* _What is being asked_: Collect all lines from the records below that include the word "content".

[Dataset listings of figures]
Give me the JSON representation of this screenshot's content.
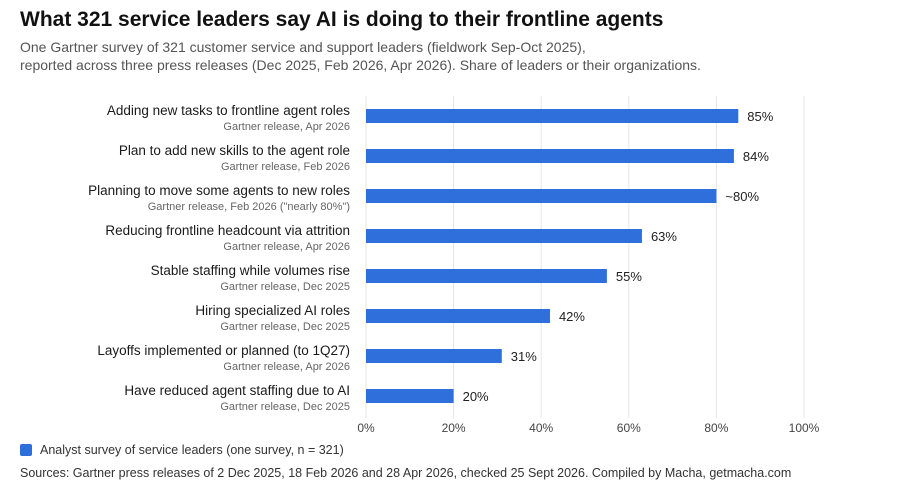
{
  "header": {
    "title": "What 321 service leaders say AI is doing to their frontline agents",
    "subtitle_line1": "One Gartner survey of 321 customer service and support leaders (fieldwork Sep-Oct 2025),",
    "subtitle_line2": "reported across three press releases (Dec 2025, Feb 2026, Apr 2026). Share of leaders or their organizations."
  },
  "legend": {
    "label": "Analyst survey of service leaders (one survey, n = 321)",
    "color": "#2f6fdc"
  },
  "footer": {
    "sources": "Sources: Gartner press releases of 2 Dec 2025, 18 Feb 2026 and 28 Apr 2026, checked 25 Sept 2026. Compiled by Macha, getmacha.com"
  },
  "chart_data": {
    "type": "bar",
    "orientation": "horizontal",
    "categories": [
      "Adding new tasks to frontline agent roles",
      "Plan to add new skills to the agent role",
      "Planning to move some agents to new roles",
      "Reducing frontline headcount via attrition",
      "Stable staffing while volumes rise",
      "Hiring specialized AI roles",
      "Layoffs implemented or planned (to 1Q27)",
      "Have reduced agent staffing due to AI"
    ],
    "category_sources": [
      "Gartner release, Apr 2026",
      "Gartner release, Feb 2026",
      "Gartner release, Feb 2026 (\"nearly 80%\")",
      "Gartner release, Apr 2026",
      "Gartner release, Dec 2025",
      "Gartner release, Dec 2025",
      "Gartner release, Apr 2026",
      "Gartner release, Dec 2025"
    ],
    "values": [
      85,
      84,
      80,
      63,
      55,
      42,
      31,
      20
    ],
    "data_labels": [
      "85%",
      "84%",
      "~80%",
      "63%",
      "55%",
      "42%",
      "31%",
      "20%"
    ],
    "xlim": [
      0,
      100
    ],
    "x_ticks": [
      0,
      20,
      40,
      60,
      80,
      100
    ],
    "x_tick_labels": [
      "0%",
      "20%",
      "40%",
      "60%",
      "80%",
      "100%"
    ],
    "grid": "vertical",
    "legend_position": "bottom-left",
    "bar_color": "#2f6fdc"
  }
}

==

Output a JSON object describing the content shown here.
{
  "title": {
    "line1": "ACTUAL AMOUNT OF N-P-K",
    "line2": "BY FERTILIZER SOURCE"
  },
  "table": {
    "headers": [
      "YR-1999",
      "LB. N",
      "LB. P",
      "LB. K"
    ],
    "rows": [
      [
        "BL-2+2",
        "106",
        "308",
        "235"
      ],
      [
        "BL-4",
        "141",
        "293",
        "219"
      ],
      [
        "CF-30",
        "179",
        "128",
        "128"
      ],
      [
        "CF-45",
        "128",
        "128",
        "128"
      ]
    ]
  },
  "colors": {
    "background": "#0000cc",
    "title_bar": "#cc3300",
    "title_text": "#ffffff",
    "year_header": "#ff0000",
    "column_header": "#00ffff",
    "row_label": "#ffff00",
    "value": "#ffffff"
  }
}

* _The completed task_:
Give me the JSON representation of this screenshot's content.
Output a JSON object describing the content shown here.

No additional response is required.